* Start *
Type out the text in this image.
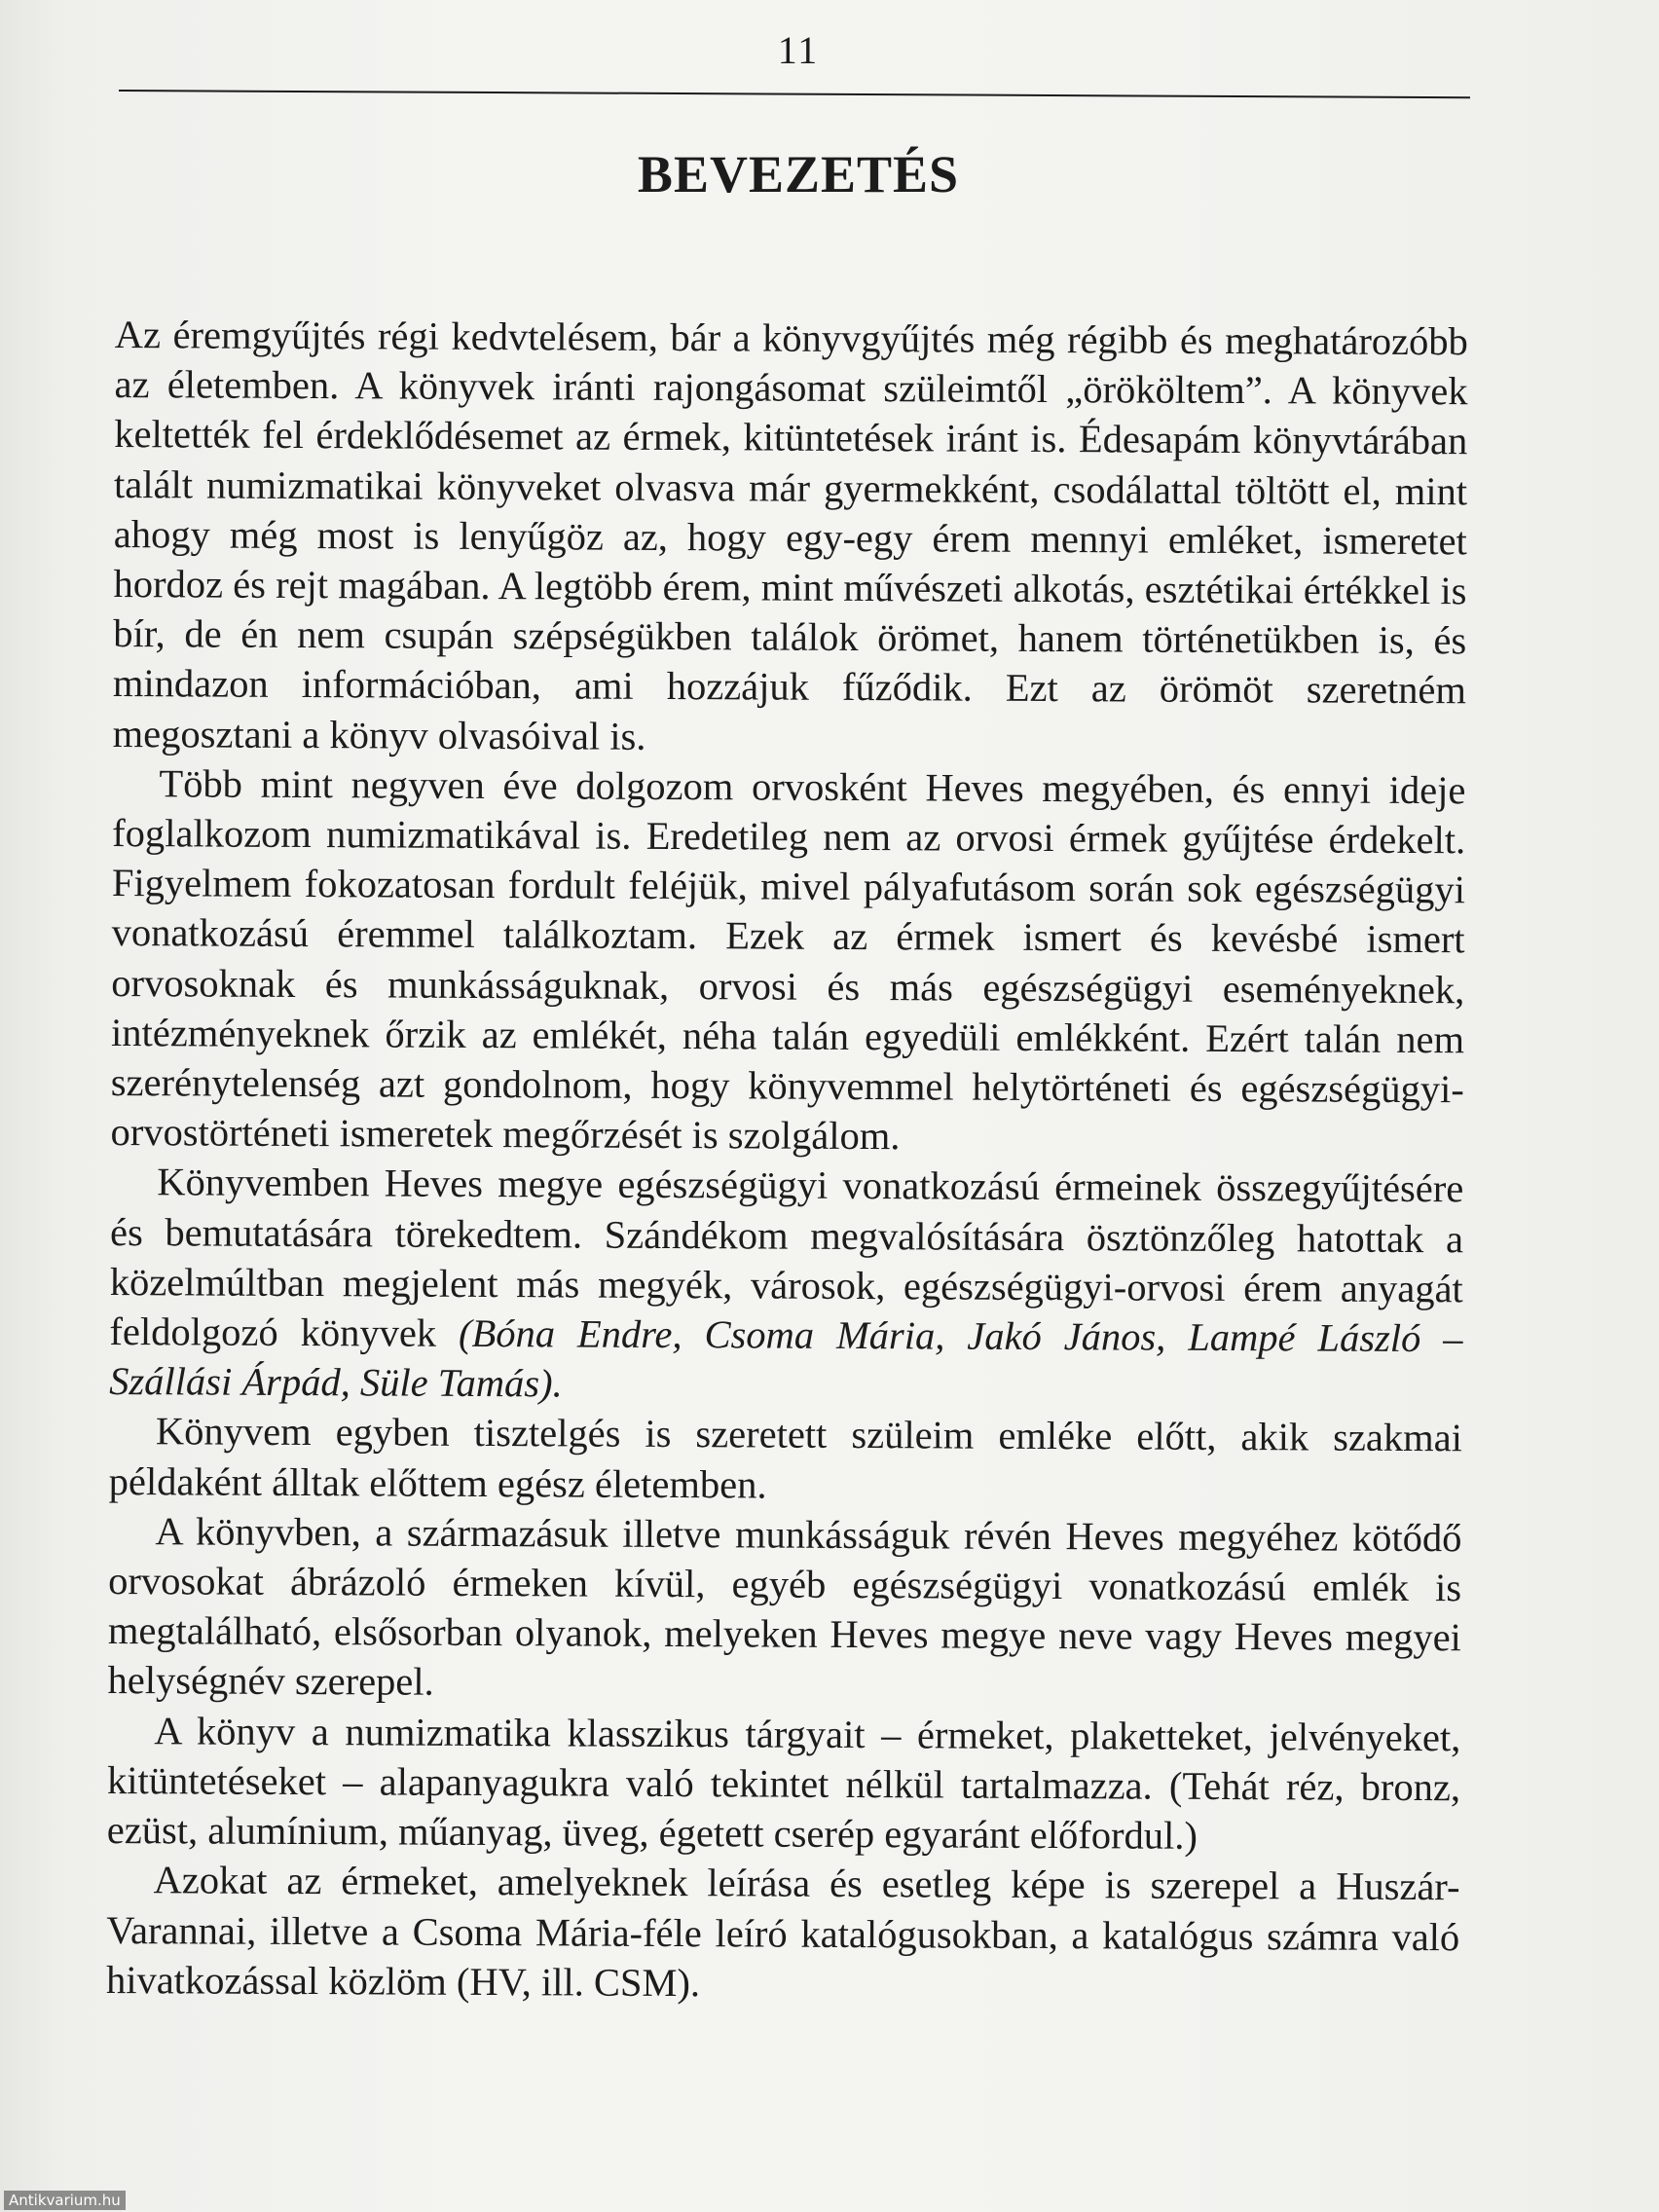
11
BEVEZETÉS

Az éremgyűjtés régi kedvtelésem, bár a könyvgyűjtés még régibb és meghatározóbb az életemben. A könyvek iránti rajongásomat szüleimtől „örököltem”. A könyvek keltették fel érdeklődésemet az érmek, kitüntetések iránt is. Édesapám könyvtárában talált numizmatikai könyveket olvasva már gyermekként, csodálattal töltött el, mint ahogy még most is lenyűgöz az, hogy egy-egy érem mennyi emléket, ismeretet hordoz és rejt magában. A legtöbb érem, mint művészeti alkotás, esztétikai értékkel is bír, de én nem csupán szépségükben találok örömet, hanem történetükben is, és mindazon információban, ami hozzájuk fűződik. Ezt az örömöt szeretném megosztani a könyv olvasóival is.

Több mint negyven éve dolgozom orvosként Heves megyében, és ennyi ideje foglalkozom numizmatikával is. Eredetileg nem az orvosi érmek gyűjtése érdekelt. Figyelmem fokozatosan fordult feléjük, mivel pályafutásom során sok egészségügyi vonatkozású éremmel találkoztam. Ezek az érmek ismert és kevésbé ismert orvosoknak és munkásságuknak, orvosi és más egészségügyi eseményeknek, intézményeknek őrzik az emlékét, néha talán egyedüli emlékként. Ezért talán nem szerénytelenség azt gondolnom, hogy könyvemmel helytörténeti és egészségügyi-orvostörténeti ismeretek megőrzését is szolgálom.

Könyvemben Heves megye egészségügyi vonatkozású érmeinek összegyűjtésére és bemutatására törekedtem. Szándékom megvalósítására ösztönzőleg hatottak a közelmúltban megjelent más megyék, városok, egészségügyi-orvosi érem anyagát feldolgozó könyvek (Bóna Endre, Csoma Mária, Jakó János, Lampé László – Szállási Árpád, Süle Tamás).

Könyvem egyben tisztelgés is szeretett szüleim emléke előtt, akik szakmai példaként álltak előttem egész életemben.

A könyvben, a származásuk illetve munkásságuk révén Heves megyéhez kötődő orvosokat ábrázoló érmeken kívül, egyéb egészségügyi vonatkozású emlék is megtalálható, elsősorban olyanok, melyeken Heves megye neve vagy Heves megyei helységnév szerepel.

A könyv a numizmatika klasszikus tárgyait – érmeket, plaketteket, jelvényeket, kitüntetéseket – alapanyagukra való tekintet nélkül tartalmazza. (Tehát réz, bronz, ezüst, alumínium, műanyag, üveg, égetett cserép egyaránt előfordul.)

Azokat az érmeket, amelyeknek leírása és esetleg képe is szerepel a Huszár-Varannai, illetve a Csoma Mária-féle leíró katalógusokban, a katalógus számra való hivatkozással közlöm (HV, ill. CSM).

Antikvarium.hu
* End *
**Exercise instructions:** Go through the listing above and quote it exactly, apart from its images.

**Written answer:**
Type out the text in this image.
11
BEVEZETÉS

Az éremgyűjtés régi kedvtelésem, bár a könyvgyűjtés még régibb és meghatározóbb az életemben. A könyvek iránti rajongásomat szüleimtől „örököltem”. A könyvek keltették fel érdeklődésemet az érmek, kitüntetések iránt is. Édesapám könyvtárában talált numizmatikai könyveket olvasva már gyermekként, csodálattal töltött el, mint ahogy még most is lenyűgöz az, hogy egy-egy érem mennyi emléket, ismeretet hordoz és rejt magában. A legtöbb érem, mint művészeti alkotás, esztétikai értékkel is bír, de én nem csupán szépségükben találok örömet, hanem történetükben is, és mindazon információban, ami hozzájuk fűződik. Ezt az örömöt szeretném megosztani a könyv olvasóival is.

Több mint negyven éve dolgozom orvosként Heves megyében, és ennyi ideje foglalkozom numizmatikával is. Eredetileg nem az orvosi érmek gyűjtése érdekelt. Figyelmem fokozatosan fordult feléjük, mivel pályafutásom során sok egészségügyi vonatkozású éremmel találkoztam. Ezek az érmek ismert és kevésbé ismert orvosoknak és munkásságuknak, orvosi és más egészségügyi eseményeknek, intézményeknek őrzik az emlékét, néha talán egyedüli emlékként. Ezért talán nem szerénytelenség azt gondolnom, hogy könyvemmel helytörténeti és egészségügyi-orvostörténeti ismeretek megőrzését is szolgálom.

Könyvemben Heves megye egészségügyi vonatkozású érmeinek összegyűjtésére és bemutatására törekedtem. Szándékom megvalósítására ösztönzőleg hatottak a közelmúltban megjelent más megyék, városok, egészségügyi-orvosi érem anyagát feldolgozó könyvek (Bóna Endre, Csoma Mária, Jakó János, Lampé László – Szállási Árpád, Süle Tamás).

Könyvem egyben tisztelgés is szeretett szüleim emléke előtt, akik szakmai példaként álltak előttem egész életemben.

A könyvben, a származásuk illetve munkásságuk révén Heves megyéhez kötődő orvosokat ábrázoló érmeken kívül, egyéb egészségügyi vonatkozású emlék is megtalálható, elsősorban olyanok, melyeken Heves megye neve vagy Heves megyei helységnév szerepel.

A könyv a numizmatika klasszikus tárgyait – érmeket, plaketteket, jelvényeket, kitüntetéseket – alapanyagukra való tekintet nélkül tartalmazza. (Tehát réz, bronz, ezüst, alumínium, műanyag, üveg, égetett cserép egyaránt előfordul.)

Azokat az érmeket, amelyeknek leírása és esetleg képe is szerepel a Huszár-Varannai, illetve a Csoma Mária-féle leíró katalógusokban, a katalógus számra való hivatkozással közlöm (HV, ill. CSM).

Antikvarium.hu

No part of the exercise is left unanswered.